#### Goal of the exercise
Look through the material below. Copy every line with the string "word" in it.

#### Records
● ● ● ● ●

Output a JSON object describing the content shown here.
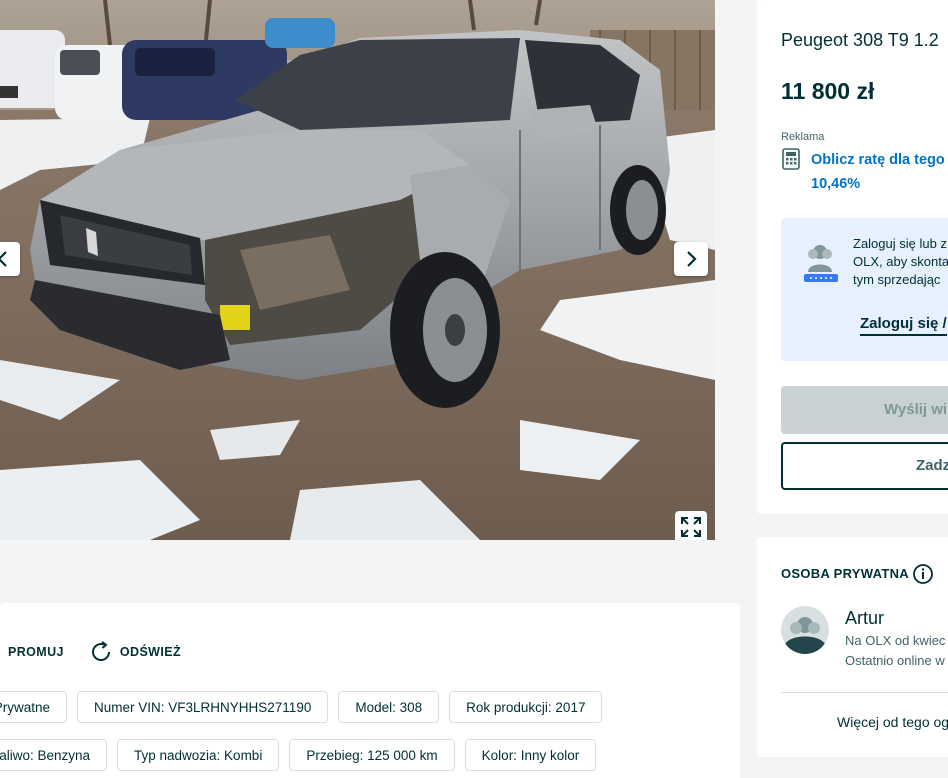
{
  "gallery": {
    "prev_icon": "chevron-left-icon",
    "next_icon": "chevron-right-icon",
    "expand_icon": "fullscreen-expand-icon"
  },
  "actions": [
    {
      "label": "PROMUJ"
    },
    {
      "label": "ODŚWIEŻ",
      "icon": "refresh-icon"
    }
  ],
  "params": {
    "row1": [
      "Prywatne",
      "Numer VIN: VF3LRHNYHHS271190",
      "Model: 308",
      "Rok produkcji: 2017"
    ],
    "row2": [
      "Paliwo: Benzyna",
      "Typ nadwozia: Kombi",
      "Przebieg: 125 000 km",
      "Kolor: Inny kolor"
    ]
  },
  "listing": {
    "title": "Peugeot 308 T9 1.2",
    "price": "11 800 zł"
  },
  "ad": {
    "label": "Reklama",
    "loan_line1": "Oblicz ratę dla tego",
    "loan_line2": "10,46%",
    "icon": "calculator-icon"
  },
  "login_box": {
    "line1": "Zaloguj się lub z",
    "line2": "OLX, aby skonta",
    "line3": "tym sprzedając",
    "link": "Zaloguj się /",
    "icon": "user-lock-icon"
  },
  "buttons": {
    "message": "Wyślij wi",
    "call": "Zadz"
  },
  "seller": {
    "type": "OSOBA PRYWATNA",
    "info_icon": "info-icon",
    "name": "Artur",
    "since": "Na OLX od kwiec",
    "online": "Ostatnio online w",
    "more": "Więcej od tego og"
  },
  "colors": {
    "page_bg": "#f2f4f5",
    "text": "#002f34",
    "link_blue": "#0074c7",
    "login_bg": "#e6f0ff",
    "disabled_btn": "#c8d2d3"
  }
}
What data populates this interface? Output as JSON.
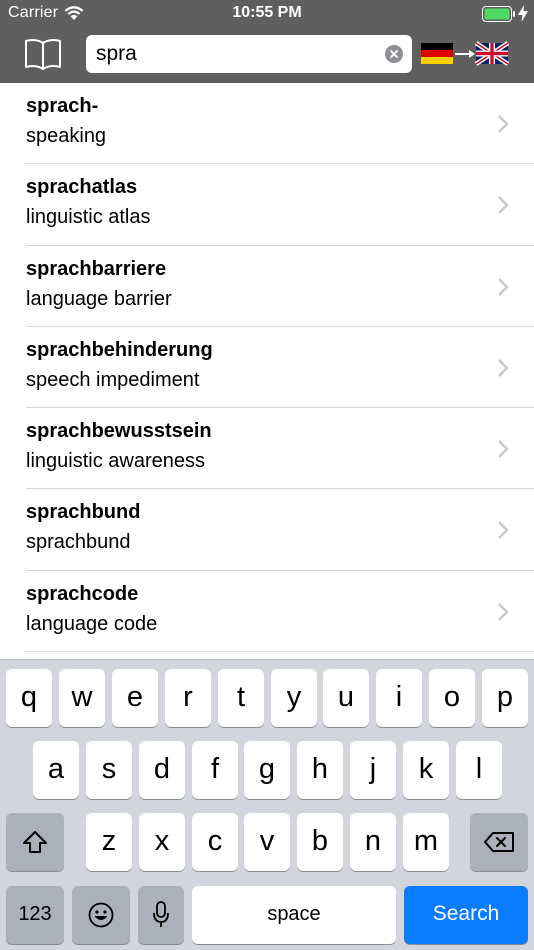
{
  "status_bar": {
    "carrier": "Carrier",
    "time": "10:55 PM",
    "battery_color": "#4cd964"
  },
  "nav": {
    "search_value": "spra",
    "source_language": "de",
    "target_language": "en",
    "background_color": "#5f5f5f"
  },
  "results": [
    {
      "word": "sprach-",
      "translation": "speaking"
    },
    {
      "word": "sprachatlas",
      "translation": "linguistic atlas"
    },
    {
      "word": "sprachbarriere",
      "translation": "language barrier"
    },
    {
      "word": "sprachbehinderung",
      "translation": "speech impediment"
    },
    {
      "word": "sprachbewusstsein",
      "translation": "linguistic awareness"
    },
    {
      "word": "sprachbund",
      "translation": "sprachbund"
    },
    {
      "word": "sprachcode",
      "translation": "language code"
    }
  ],
  "keyboard": {
    "row1": [
      "q",
      "w",
      "e",
      "r",
      "t",
      "y",
      "u",
      "i",
      "o",
      "p"
    ],
    "row2": [
      "a",
      "s",
      "d",
      "f",
      "g",
      "h",
      "j",
      "k",
      "l"
    ],
    "row3": [
      "z",
      "x",
      "c",
      "v",
      "b",
      "n",
      "m"
    ],
    "numbers_label": "123",
    "space_label": "space",
    "search_label": "Search",
    "search_key_color": "#0a7cff"
  }
}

● ● ● ● ●

#### Result of the exercise
      "word": "sprach-",
      "word": "sprachatlas",
      "word": "sprachbarriere",
      "word": "sprachbehinderung",
      "word": "sprachbewusstsein",
      "word": "sprachbund",
      "word": "sprachcode",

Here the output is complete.